→ **Data items**
----

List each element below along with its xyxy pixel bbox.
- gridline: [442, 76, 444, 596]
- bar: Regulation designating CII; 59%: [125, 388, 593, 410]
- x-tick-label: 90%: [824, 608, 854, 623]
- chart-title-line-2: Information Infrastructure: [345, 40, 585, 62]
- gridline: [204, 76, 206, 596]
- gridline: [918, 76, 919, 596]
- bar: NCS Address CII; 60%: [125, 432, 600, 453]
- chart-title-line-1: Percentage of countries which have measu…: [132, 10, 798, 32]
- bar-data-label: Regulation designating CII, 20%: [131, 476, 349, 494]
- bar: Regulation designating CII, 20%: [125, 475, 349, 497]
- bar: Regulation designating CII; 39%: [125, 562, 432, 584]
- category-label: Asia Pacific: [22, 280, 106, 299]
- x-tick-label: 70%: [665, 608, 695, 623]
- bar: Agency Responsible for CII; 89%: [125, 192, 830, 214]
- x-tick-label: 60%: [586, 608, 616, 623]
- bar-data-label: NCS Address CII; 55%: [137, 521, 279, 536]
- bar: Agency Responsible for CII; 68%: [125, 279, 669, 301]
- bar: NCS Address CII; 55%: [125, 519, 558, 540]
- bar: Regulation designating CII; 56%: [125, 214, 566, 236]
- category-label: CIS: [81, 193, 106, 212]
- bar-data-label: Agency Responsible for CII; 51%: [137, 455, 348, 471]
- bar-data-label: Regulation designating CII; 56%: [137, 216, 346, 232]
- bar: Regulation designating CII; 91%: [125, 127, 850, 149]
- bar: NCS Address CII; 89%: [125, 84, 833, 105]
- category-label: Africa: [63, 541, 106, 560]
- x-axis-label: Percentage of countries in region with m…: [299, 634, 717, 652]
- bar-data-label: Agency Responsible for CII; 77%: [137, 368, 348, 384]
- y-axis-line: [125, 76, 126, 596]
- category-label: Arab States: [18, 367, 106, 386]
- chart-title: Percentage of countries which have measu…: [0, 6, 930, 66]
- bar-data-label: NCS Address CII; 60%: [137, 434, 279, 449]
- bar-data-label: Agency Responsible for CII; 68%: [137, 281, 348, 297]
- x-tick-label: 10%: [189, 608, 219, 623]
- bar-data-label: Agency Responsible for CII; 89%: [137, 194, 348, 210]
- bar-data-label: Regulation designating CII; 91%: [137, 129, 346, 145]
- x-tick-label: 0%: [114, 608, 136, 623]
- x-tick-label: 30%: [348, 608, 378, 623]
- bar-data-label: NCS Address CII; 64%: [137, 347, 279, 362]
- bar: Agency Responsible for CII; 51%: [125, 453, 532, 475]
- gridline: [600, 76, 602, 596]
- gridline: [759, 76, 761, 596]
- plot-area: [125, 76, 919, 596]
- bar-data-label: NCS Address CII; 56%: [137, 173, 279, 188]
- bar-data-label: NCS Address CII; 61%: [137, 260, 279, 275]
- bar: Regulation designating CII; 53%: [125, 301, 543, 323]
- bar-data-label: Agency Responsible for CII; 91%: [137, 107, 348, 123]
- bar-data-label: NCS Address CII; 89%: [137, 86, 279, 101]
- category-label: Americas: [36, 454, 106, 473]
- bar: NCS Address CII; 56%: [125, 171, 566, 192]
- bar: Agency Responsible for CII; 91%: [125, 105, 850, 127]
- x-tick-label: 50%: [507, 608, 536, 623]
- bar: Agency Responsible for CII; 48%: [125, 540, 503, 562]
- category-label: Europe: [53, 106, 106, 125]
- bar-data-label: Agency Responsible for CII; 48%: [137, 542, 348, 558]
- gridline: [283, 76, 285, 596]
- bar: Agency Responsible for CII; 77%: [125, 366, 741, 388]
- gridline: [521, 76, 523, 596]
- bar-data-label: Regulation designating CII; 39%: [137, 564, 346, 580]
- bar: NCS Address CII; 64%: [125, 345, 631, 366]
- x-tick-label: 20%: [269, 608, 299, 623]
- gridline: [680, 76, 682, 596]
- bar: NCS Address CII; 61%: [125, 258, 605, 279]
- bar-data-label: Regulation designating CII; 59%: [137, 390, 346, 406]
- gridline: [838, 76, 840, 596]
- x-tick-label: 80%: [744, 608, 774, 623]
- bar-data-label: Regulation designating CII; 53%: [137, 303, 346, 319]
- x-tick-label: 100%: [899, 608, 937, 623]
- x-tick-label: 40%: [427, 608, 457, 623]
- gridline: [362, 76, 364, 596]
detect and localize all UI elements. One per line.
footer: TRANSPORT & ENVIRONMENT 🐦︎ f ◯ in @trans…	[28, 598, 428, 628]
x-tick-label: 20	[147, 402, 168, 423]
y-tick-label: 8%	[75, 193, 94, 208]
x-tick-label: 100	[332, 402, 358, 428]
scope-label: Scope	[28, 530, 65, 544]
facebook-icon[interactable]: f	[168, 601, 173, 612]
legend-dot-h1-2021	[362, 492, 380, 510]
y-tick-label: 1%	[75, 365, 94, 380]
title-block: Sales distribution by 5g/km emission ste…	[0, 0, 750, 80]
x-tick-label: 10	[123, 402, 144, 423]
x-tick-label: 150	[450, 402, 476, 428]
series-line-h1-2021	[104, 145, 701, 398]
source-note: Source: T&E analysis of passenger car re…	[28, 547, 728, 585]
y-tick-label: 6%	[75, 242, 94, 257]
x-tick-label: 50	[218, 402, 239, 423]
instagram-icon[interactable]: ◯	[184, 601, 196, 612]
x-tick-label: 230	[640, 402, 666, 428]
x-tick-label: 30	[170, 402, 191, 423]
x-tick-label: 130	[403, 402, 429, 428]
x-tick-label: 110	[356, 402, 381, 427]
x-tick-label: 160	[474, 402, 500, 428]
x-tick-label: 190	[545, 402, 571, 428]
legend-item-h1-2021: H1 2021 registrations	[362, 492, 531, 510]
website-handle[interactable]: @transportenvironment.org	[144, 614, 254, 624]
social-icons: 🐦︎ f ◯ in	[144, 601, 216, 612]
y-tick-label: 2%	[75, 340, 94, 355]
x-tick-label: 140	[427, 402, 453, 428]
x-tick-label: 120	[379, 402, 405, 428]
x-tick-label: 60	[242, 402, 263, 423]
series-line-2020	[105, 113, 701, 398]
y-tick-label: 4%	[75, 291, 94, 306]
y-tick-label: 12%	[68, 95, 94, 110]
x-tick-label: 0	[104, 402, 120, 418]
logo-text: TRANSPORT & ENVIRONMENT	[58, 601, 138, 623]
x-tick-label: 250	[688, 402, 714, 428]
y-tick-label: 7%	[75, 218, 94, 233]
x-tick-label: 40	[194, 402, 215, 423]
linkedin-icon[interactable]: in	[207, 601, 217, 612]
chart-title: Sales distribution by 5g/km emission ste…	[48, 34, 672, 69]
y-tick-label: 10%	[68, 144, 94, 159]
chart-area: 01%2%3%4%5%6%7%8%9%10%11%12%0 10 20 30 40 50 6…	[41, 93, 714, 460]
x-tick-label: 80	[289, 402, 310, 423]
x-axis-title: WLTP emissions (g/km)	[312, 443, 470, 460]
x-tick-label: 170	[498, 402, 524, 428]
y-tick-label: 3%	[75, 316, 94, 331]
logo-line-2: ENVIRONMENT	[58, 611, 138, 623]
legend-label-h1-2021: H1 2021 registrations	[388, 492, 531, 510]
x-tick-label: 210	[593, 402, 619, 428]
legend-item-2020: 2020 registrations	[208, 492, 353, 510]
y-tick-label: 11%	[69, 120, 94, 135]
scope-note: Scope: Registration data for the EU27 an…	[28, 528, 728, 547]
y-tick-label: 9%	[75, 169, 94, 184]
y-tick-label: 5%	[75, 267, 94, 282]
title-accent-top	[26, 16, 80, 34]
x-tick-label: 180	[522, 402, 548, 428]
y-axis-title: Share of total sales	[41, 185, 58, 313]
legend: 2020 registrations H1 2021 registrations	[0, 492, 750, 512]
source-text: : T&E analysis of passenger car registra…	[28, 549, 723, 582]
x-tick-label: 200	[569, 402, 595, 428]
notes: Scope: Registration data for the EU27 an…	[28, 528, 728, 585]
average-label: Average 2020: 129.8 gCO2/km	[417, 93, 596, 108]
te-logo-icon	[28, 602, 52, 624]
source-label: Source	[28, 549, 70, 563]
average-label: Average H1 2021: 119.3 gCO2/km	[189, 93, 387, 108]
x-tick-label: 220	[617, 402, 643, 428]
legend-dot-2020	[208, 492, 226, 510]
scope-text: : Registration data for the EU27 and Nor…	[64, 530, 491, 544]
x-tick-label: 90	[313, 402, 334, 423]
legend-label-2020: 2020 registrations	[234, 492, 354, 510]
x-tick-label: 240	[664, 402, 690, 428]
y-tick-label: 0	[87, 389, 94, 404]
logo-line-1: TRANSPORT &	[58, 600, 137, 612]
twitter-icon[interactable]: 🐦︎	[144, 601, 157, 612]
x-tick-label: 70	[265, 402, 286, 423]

----

→ **EXERCISE AIM**
Update the lines from the first one through the line containing "- x-axis-label: Percentage", inclusive, replacing "Asia Pacific" with "Asia-Pacific" and leaving everything else unchanged. Output only those lines.

→ **WRITTEN ANSWER**
List each element below along with its xyxy pixel bbox.
- gridline: [442, 76, 444, 596]
- bar: Regulation designating CII; 59%: [125, 388, 593, 410]
- x-tick-label: 90%: [824, 608, 854, 623]
- chart-title-line-2: Information Infrastructure: [345, 40, 585, 62]
- gridline: [204, 76, 206, 596]
- gridline: [918, 76, 919, 596]
- bar: NCS Address CII; 60%: [125, 432, 600, 453]
- chart-title-line-1: Percentage of countries which have measu…: [132, 10, 798, 32]
- bar-data-label: Regulation designating CII, 20%: [131, 476, 349, 494]
- bar: Regulation designating CII, 20%: [125, 475, 349, 497]
- bar: Regulation designating CII; 39%: [125, 562, 432, 584]
- category-label: Asia-Pacific: [22, 280, 106, 299]
- x-tick-label: 70%: [665, 608, 695, 623]
- bar: Agency Responsible for CII; 89%: [125, 192, 830, 214]
- x-tick-label: 60%: [586, 608, 616, 623]
- bar-data-label: NCS Address CII; 55%: [137, 521, 279, 536]
- bar: Agency Responsible for CII; 68%: [125, 279, 669, 301]
- bar: NCS Address CII; 55%: [125, 519, 558, 540]
- bar: Regulation designating CII; 56%: [125, 214, 566, 236]
- category-label: CIS: [81, 193, 106, 212]
- bar-data-label: Agency Responsible for CII; 51%: [137, 455, 348, 471]
- bar-data-label: Regulation designating CII; 56%: [137, 216, 346, 232]
- bar: Regulation designating CII; 91%: [125, 127, 850, 149]
- bar: NCS Address CII; 89%: [125, 84, 833, 105]
- category-label: Africa: [63, 541, 106, 560]
- x-axis-label: Percentage of countries in region with m…: [299, 634, 717, 652]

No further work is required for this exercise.